#### Exercise description:
Extract the records below word for word and ignore the images.

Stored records
------------

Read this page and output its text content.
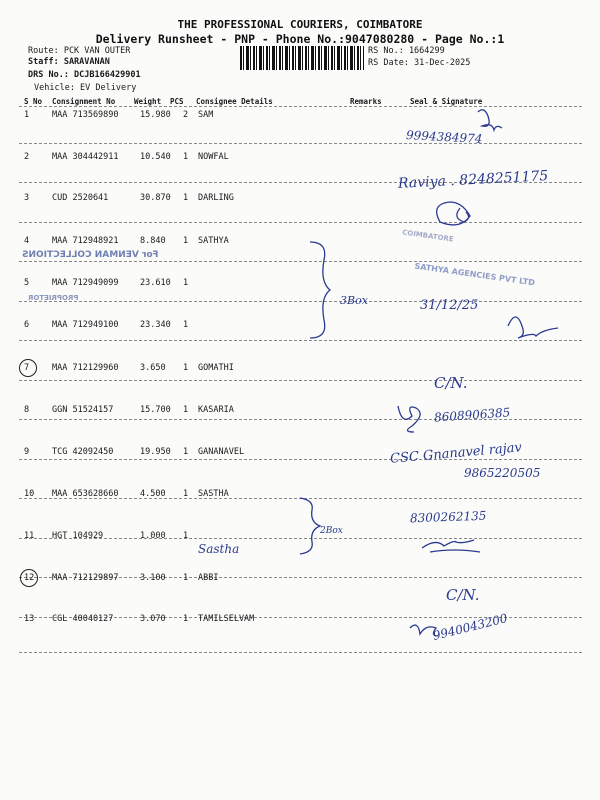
THE PROFESSIONAL COURIERS, COIMBATORE
Delivery Runsheet - PNP - Phone No.:9047080280 - Page No.:1
Route: PCK VAN OUTER
Staff: SARAVANAN
DRS No.: DCJB166429901
Vehicle: EV Delivery
RS No.: 1664299
RS Date: 31-Dec-2025
S No Consignment No	Weight PCS Consignee Details	Remarks	Seal & Signature
1	MAA 713569890	15.980 2 SAM
2	MAA 304442911	10.540 1 NOWFAL
3	CUD 2520641	30.870 1 DARLING
4	MAA 712948921	8.840 1 SATHYA
5	MAA 712949099	23.610 1
6	MAA 712949100	23.340 1
7	MAA 712129960	3.650 1 GOMATHI
8	GGN 51524157	15.700 1 KASARIA
9	TCG 42092450	19.950 1 GANANAVEL
10 MAA 653628660	4.500 1 SASTHA
11 HGT 104929	1.000 1
12 MAA 712129897	3.100 1 ABBI
13 CGL 40040127	3.070 1 TAMILSELVAM
For VENMAN COLLECTIONS
PROPRIETOR
SATHYA AGENCIES PVT LTD
COIMBATORE
9994384974
Raviya . 8248251175
3Box	31/12/25
C/N.
8608906385
CSC Gnanavel rajav
9865220505
8300262135
2Box
Sastha
C/N.
9940043200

------------

#### Worked solution:
Read this page and output its text content.
THE PROFESSIONAL COURIERS, COIMBATORE
Delivery Runsheet - PNP - Phone No.:9047080280 - Page No.:1
Route: PCK VAN OUTER
Staff: SARAVANAN
DRS No.: DCJB166429901
Vehicle: EV Delivery
RS No.: 1664299
RS Date: 31-Dec-2025
S No Consignment No	Weight PCS Consignee Details	Remarks	Seal & Signature
1	MAA 713569890	15.980 2 SAM
2	MAA 304442911	10.540 1 NOWFAL
3	CUD 2520641	30.870 1 DARLING
4	MAA 712948921	8.840 1 SATHYA
5	MAA 712949099	23.610 1
6	MAA 712949100	23.340 1
7	MAA 712129960	3.650 1 GOMATHI
8	GGN 51524157	15.700 1 KASARIA
9	TCG 42092450	19.950 1 GANANAVEL
10 MAA 653628660	4.500 1 SASTHA
11 HGT 104929	1.000 1
12 MAA 712129897	3.100 1 ABBI
13 CGL 40040127	3.070 1 TAMILSELVAM
For VENMAN COLLECTIONS
PROPRIETOR
SATHYA AGENCIES PVT LTD
COIMBATORE
9994384974
Raviya . 8248251175
3Box	31/12/25
C/N.
8608906385
CSC Gnanavel rajav
9865220505
8300262135
2Box
Sastha
C/N.
9940043200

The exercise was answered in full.